BEGIN TASK MATERIAL
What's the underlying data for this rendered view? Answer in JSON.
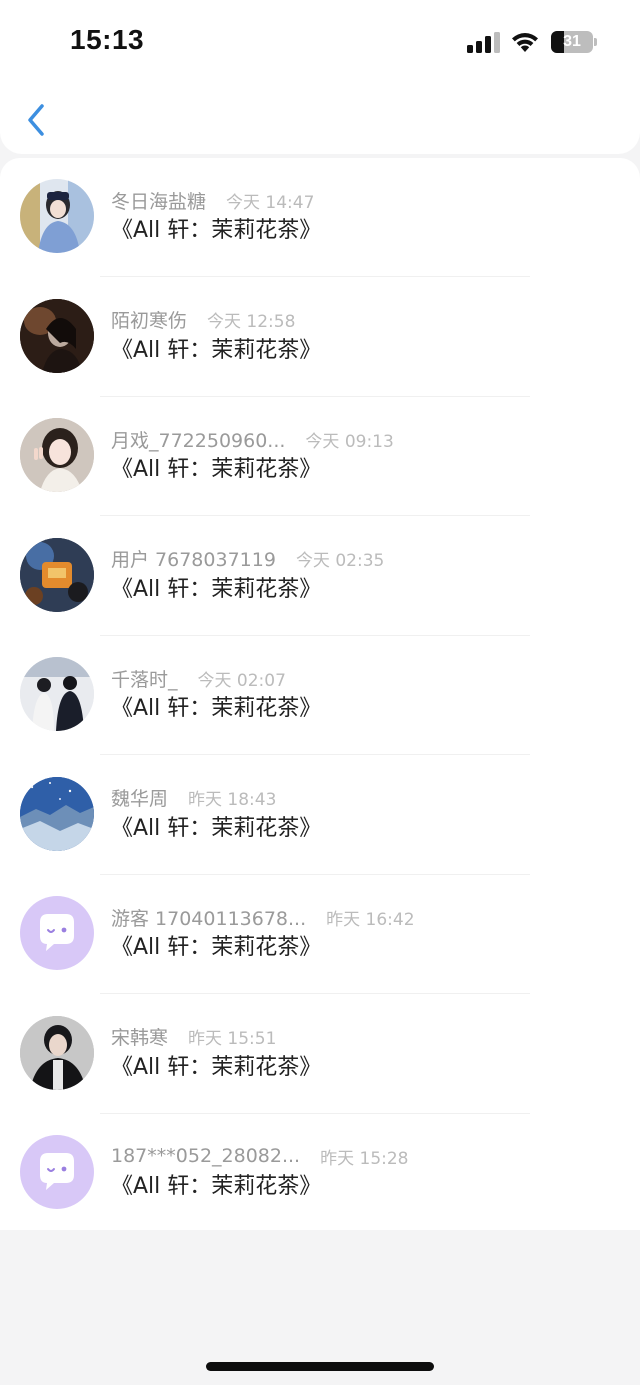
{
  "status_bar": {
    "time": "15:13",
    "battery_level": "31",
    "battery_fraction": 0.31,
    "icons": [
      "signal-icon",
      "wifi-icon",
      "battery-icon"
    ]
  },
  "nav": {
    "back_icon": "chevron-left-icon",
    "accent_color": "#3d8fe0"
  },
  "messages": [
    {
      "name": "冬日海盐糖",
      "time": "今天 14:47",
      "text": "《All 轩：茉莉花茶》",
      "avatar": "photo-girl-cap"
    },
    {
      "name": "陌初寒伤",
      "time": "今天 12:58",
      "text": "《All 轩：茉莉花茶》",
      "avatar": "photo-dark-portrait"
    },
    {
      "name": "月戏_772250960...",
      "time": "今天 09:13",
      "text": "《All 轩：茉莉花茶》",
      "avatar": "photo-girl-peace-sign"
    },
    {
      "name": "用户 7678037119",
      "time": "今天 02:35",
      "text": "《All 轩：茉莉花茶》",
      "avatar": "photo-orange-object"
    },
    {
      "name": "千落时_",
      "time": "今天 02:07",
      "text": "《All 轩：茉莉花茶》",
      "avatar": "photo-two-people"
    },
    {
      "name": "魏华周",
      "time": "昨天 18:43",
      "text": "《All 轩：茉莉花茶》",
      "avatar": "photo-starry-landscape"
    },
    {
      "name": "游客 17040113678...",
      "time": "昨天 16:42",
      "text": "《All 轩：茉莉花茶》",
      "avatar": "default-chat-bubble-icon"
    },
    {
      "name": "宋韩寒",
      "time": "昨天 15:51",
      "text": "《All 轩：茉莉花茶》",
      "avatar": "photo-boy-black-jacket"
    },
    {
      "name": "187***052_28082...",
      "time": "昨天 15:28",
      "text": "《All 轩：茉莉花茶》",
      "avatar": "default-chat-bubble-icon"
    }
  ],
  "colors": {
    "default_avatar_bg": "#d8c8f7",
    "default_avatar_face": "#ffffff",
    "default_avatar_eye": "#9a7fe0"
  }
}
END TASK MATERIAL
BEGIN TASK MATERIAL
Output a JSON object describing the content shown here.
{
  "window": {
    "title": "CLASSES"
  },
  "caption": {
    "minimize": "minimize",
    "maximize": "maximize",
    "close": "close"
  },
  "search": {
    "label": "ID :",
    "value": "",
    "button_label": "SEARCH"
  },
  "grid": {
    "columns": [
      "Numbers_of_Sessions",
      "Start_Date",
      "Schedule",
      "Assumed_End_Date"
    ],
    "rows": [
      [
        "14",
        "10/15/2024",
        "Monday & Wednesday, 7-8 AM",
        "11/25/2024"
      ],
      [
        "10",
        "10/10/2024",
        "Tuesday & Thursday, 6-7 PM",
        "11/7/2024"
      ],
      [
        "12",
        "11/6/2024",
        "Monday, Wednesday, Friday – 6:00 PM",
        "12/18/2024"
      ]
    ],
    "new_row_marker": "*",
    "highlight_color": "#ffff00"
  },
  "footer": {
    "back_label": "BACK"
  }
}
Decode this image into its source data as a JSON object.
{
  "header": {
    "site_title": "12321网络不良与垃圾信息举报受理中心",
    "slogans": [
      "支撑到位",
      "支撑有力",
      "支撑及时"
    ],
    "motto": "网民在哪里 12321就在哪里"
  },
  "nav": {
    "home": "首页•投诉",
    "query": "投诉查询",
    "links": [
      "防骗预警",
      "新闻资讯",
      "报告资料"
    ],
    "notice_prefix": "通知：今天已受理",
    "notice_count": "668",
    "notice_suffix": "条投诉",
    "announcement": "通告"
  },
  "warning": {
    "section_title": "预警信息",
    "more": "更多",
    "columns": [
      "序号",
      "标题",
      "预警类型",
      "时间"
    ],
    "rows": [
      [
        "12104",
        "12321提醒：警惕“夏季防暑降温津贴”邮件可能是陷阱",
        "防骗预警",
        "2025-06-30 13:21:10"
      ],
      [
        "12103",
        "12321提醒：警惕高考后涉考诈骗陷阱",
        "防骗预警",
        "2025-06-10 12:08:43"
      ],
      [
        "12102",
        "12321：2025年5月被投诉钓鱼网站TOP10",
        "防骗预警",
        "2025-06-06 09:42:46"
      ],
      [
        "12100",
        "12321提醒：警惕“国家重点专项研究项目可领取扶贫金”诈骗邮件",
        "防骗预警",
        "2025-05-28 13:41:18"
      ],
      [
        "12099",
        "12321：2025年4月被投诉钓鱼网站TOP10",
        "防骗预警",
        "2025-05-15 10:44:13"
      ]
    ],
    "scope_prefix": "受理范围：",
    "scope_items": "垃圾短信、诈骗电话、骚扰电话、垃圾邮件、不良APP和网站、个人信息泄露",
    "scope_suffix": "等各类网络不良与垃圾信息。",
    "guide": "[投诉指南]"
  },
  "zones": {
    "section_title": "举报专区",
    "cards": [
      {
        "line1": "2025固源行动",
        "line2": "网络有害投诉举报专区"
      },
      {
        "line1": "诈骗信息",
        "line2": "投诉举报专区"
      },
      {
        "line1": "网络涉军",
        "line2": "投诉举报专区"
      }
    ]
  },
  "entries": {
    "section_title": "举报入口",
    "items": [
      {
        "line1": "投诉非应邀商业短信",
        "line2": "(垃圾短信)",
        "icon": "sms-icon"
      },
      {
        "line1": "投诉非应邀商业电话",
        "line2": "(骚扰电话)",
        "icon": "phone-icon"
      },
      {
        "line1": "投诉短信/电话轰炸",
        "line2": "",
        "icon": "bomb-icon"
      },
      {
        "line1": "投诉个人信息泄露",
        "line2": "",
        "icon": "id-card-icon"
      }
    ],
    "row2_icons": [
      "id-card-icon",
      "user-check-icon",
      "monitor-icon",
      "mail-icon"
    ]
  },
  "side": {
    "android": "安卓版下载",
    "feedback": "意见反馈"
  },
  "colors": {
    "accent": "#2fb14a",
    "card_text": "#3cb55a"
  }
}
END TASK MATERIAL
▶ [WORK TO DO] Identify every line above that includes the word "data", and show those lines.

▶ [EXPECTED ANSWER]
What's the underlying data for this rendered view? Answer in JSON.
Decode this image into its source data as a JSON object.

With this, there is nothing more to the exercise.